Texto selecionado »
>>>>
Intimidade não é para poucos

Por baixo de vestidos, gravatas e saias, pulsa a urgência da roupa íntima não-binária.





É um tanto recente – e bastante tardio – o debate sobre exclusividade binária na moda. Foi só de alguns anos para cá que vimos marcas e profissionais abordarem o assunto de forma mais enfática e, aos poucos, tomarem algumas atitudes em prol de uma representação mais abrangente no que diz respeito à identidade de gênero. Contudo, apesar dos avanços tímidos, um setor em particular permanece às margens do assunto: o underwear.

Nos últimos anos, vimos uma revolução bastante intensa na área. Houve uma quebra de padrão muito perceptível desde a era em que a Victoria’s Secret era a única e principal referência quando o assunto era lingerie: tamanhos mais inclusivos, novas modelagens, cores e tecidos são apenas alguns pontos, com mil e um desdobramentos e aprofundamentos. Contudo, mesmo em cases de sucesso como a Savage Fenty, uma das marcas mais comprometidas com a pluralidade em todos seus sentidos, ainda há uma divisão estrita entre a roupa íntima masculina e feminina.
<<<<
Anotações de caixas delimitadoras
>>>>
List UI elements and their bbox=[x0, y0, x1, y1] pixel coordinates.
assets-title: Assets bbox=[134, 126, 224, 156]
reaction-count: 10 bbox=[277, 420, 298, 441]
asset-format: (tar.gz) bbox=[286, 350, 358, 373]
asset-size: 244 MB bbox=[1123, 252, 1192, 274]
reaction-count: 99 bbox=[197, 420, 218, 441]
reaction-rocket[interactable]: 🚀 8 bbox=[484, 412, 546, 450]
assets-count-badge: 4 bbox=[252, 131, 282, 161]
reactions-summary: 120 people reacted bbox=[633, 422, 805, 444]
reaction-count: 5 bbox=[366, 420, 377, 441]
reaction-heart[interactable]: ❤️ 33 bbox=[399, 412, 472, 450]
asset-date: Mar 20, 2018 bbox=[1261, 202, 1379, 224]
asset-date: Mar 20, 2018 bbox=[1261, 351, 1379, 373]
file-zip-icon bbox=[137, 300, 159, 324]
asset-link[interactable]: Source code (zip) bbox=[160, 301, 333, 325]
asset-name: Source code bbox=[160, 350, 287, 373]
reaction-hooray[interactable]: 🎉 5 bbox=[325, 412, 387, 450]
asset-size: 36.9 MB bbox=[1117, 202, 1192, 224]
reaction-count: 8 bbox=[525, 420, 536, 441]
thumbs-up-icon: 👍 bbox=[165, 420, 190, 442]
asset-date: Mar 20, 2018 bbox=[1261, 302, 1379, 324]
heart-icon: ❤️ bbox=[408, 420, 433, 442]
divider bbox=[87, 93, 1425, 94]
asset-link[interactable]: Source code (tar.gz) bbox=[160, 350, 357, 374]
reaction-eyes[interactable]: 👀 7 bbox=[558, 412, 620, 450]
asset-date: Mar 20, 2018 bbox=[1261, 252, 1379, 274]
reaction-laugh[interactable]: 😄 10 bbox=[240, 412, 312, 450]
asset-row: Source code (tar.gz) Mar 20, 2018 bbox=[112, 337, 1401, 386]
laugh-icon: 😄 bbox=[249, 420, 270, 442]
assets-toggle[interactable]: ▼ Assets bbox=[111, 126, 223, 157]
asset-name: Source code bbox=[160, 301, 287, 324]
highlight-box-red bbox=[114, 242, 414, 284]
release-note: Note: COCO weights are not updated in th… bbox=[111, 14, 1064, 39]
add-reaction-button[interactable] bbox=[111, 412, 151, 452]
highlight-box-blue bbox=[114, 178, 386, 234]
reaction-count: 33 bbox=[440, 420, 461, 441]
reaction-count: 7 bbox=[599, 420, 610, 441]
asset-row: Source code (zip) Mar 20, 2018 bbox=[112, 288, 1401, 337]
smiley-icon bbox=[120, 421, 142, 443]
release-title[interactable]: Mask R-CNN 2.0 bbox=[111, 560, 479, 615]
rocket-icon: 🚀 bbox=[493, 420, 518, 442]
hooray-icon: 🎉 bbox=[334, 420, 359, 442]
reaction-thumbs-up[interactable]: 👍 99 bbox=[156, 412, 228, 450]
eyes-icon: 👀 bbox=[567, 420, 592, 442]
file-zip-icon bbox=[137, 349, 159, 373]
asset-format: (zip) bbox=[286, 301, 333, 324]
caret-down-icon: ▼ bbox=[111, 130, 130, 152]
<<<<
Lista de tarefas »
1: Segundo o texto sobre roupa íntima não-binária, qual setor da moda permanece às margens do debate sobre identidade de gênero?
2: Por favor, prossiga com o texto sobre roupa íntima não-binária a partir do ponto em que ele termina.

Respostas do exercício »
1: O underwear.

2:
O mercado, incluindo os bons exemplos como a marca de Rihanna, parece tatear no escuro sem saber exatamente para onde ir. A compulsoriedade da binaridade faz com que a vida seja uma grande loja de departamento. “São gavetas. Mas performance e identidade não estão dentro da mesma”, diz Dalila Santos, doutora em estudos de gênero pelo NEIM (UFBA), e professora da UNEB. “Uma das primeiras coisas notadas quando vemos uma pessoa é a performance de gênero. Muito por conta da vestimenta, já que a genitália, normalmente, não está à vista”, continua ela.


A roupa íntima, que está por baixo, colada na pele, com suor e cheiro, não é feita apenas para seduzir e ter orgasmo. Não precisa sempre ser rendada ou ter essência de baunilha. A desconstrução de como se enxerga o underwear é ainda mais complexa quando quem as usa são corpos não coloridos no antigo azul ou rosa.

Corpos que trabalham

Uma possível causa para a falta de produtos e discurso não-binário é a baixa presença de pessoas identificadas como tal na produção de roupa íntima. “Precisamos participar da construção. O trabalho é o que marca a nossa estadia no tempo”, afirma a artesã e pesquisadora Mathea Biu Xa.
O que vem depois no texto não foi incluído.